(What the task requires):
Present each line of the entries below that holds the word "DETR".

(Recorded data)
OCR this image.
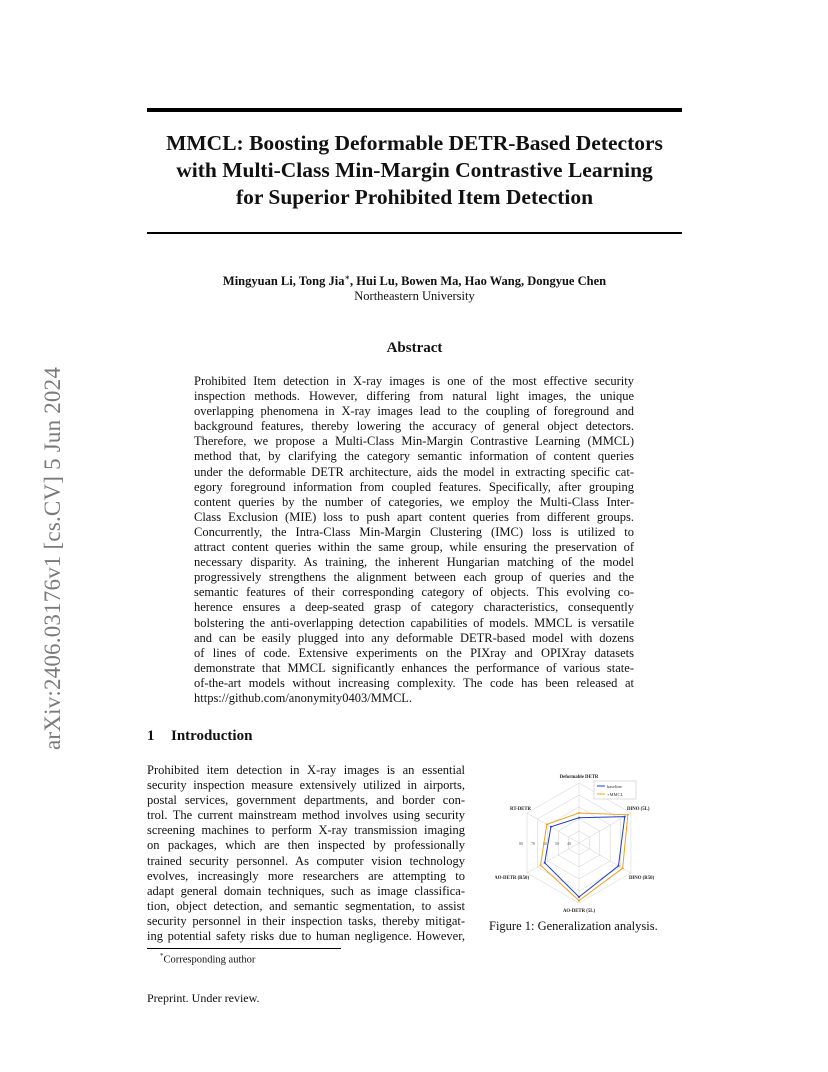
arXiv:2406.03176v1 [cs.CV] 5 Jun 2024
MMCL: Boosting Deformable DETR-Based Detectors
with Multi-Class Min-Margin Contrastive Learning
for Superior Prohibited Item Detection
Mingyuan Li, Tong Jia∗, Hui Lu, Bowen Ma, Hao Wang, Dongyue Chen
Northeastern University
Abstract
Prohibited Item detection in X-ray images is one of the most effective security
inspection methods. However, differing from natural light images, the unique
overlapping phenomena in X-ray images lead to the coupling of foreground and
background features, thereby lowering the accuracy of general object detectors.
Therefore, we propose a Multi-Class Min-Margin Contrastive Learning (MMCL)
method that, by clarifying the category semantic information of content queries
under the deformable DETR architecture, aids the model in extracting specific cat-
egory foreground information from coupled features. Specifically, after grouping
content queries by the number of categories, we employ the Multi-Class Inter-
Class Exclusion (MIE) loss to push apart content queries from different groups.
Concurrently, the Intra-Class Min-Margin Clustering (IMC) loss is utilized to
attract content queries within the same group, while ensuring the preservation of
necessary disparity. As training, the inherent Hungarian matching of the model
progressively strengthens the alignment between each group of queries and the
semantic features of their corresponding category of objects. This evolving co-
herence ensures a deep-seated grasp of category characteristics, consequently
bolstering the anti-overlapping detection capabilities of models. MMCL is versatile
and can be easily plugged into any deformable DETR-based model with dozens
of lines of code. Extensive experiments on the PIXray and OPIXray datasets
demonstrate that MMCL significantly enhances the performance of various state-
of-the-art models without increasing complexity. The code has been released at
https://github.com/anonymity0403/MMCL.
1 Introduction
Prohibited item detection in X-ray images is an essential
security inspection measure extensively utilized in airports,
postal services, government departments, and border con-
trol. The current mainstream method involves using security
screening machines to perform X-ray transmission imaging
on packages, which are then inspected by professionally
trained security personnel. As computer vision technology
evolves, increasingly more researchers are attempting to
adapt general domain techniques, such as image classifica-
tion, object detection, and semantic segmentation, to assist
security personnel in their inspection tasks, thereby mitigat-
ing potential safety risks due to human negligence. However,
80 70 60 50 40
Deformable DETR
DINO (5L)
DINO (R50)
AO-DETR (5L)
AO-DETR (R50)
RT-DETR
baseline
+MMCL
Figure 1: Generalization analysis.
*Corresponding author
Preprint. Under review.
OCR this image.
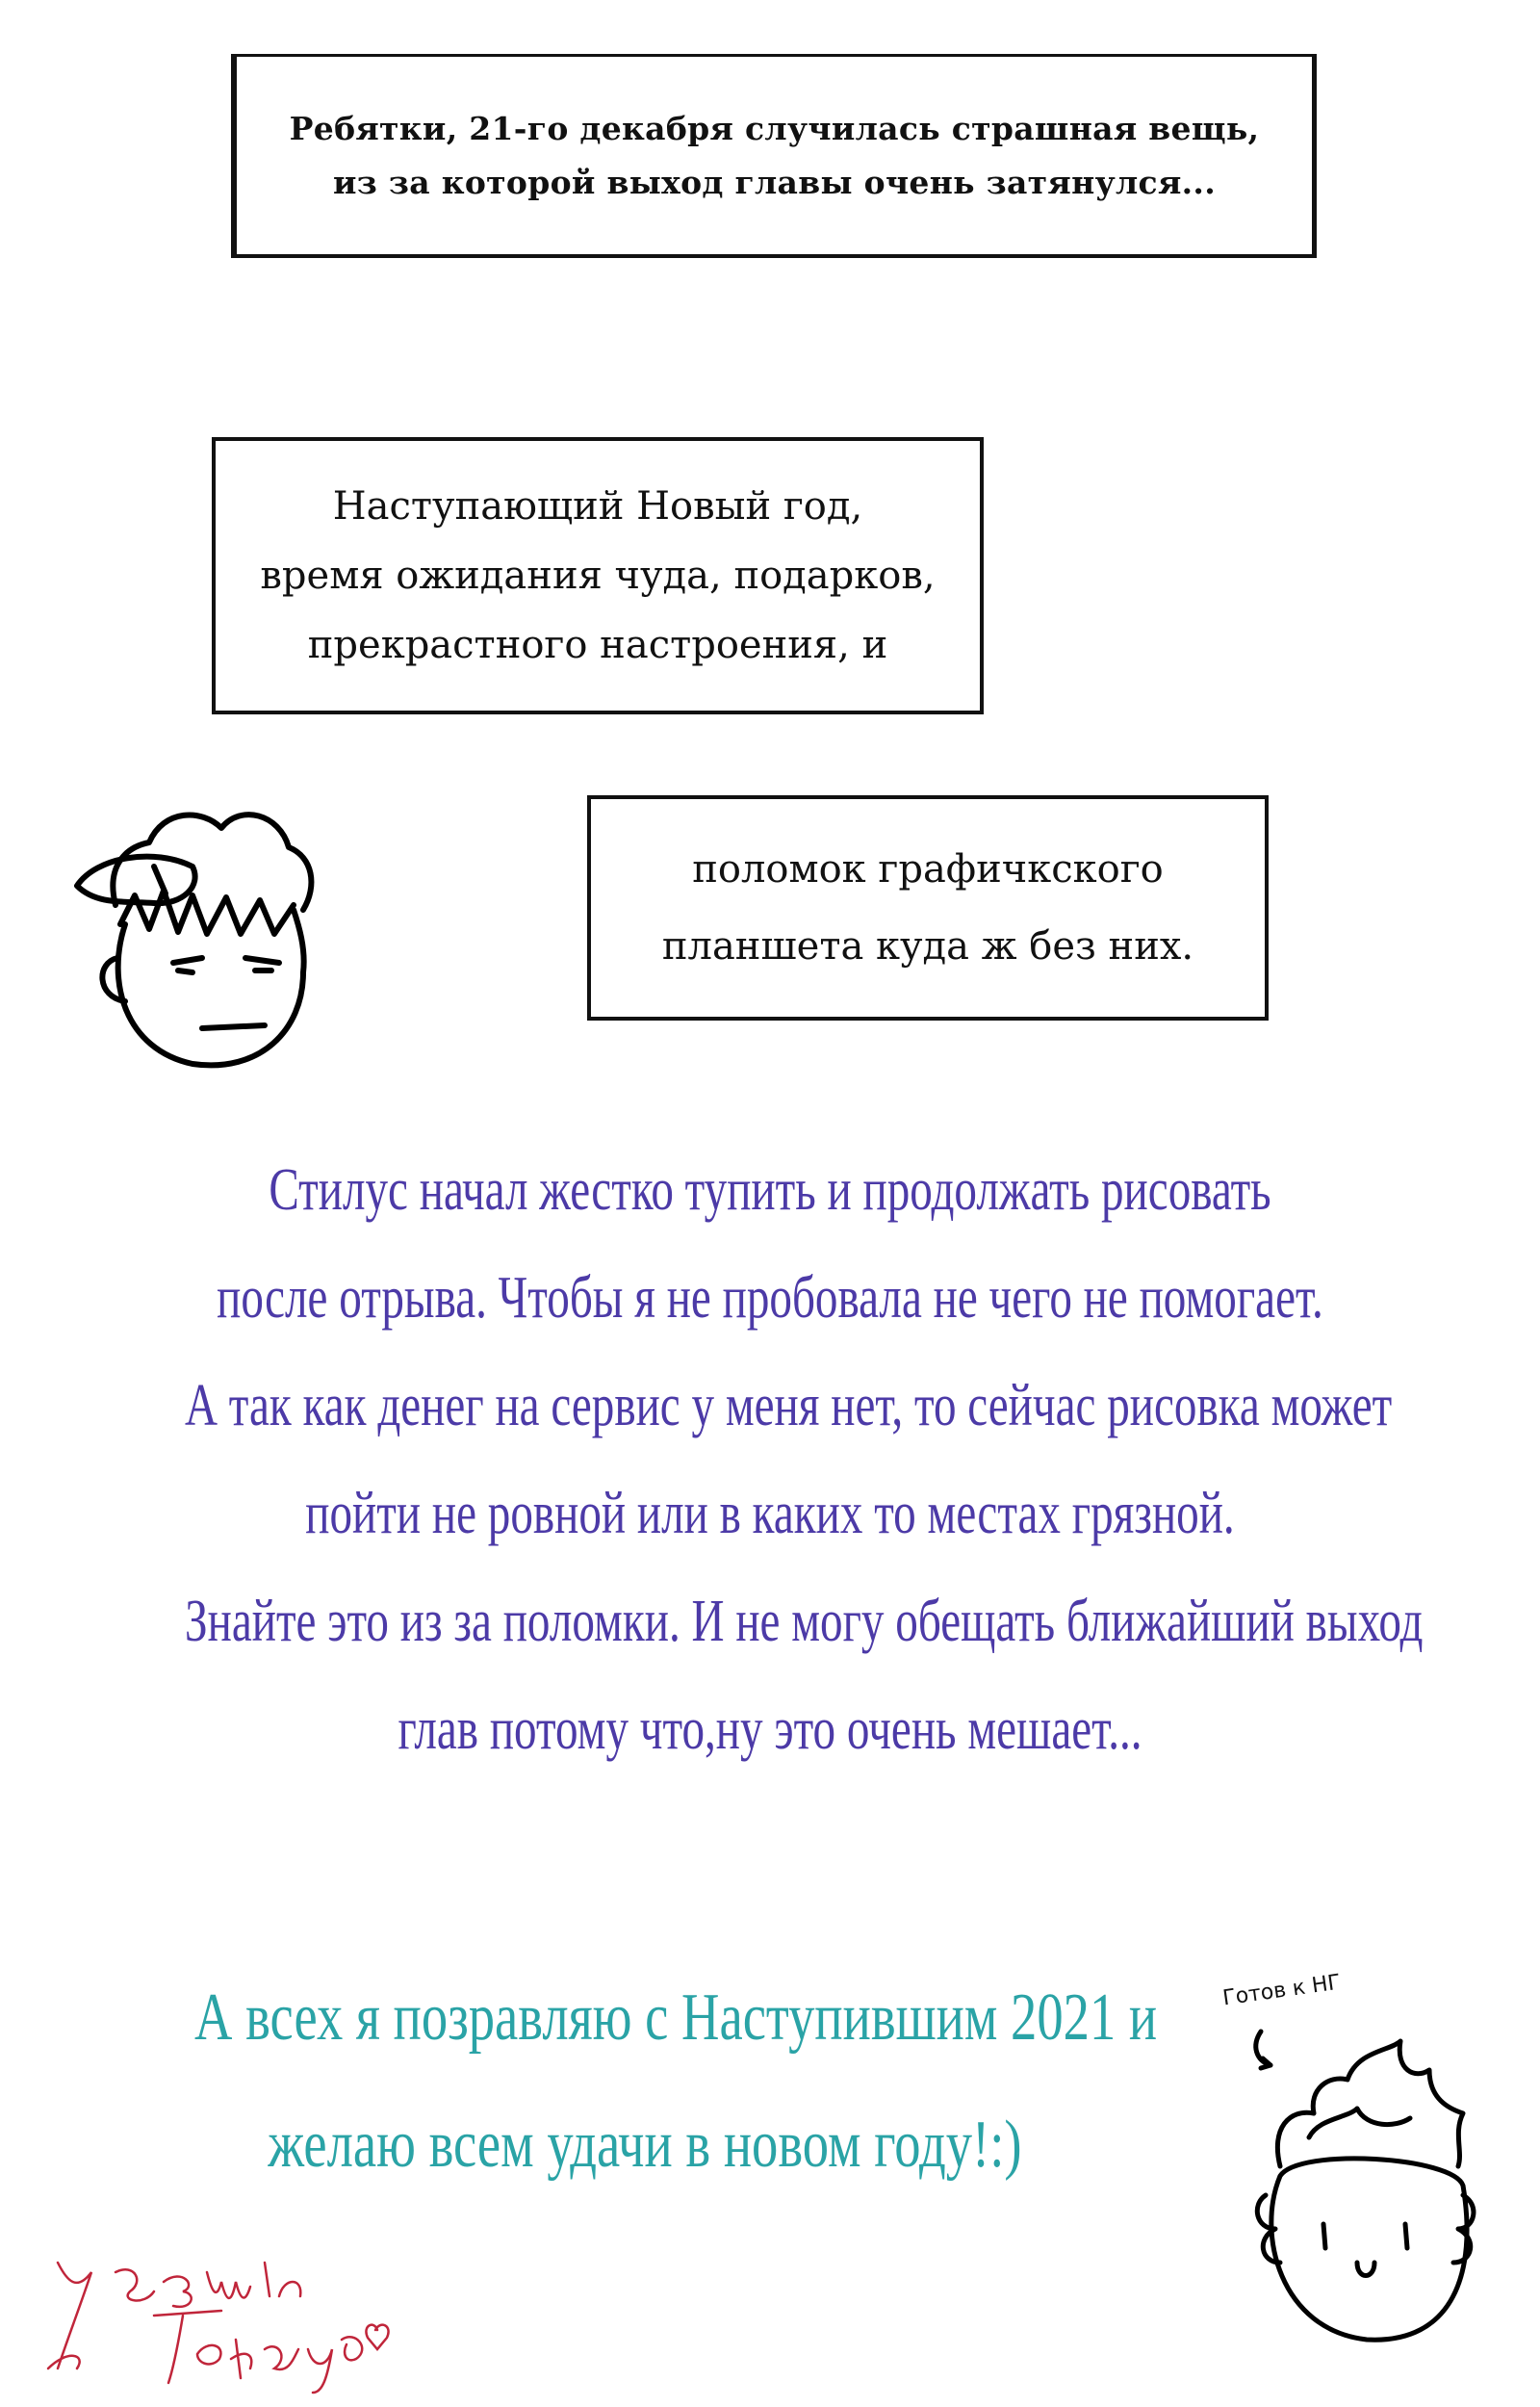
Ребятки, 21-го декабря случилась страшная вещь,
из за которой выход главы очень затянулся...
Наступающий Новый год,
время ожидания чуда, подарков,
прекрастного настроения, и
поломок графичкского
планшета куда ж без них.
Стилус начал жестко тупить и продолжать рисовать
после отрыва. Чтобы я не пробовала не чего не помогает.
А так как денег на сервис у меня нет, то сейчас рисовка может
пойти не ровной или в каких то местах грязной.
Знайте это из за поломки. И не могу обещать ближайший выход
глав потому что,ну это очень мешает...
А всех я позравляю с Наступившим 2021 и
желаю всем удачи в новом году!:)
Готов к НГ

(Exercise output):
MMCL: Boosting Deformable DETR-Based Detectors
under the deformable DETR architecture, aids the model in extracting specific cat-
and can be easily plugged into any deformable DETR-based model with dozens
Deformable DETR
AO-DETR (5L)
AO-DETR (R50)
RT-DETR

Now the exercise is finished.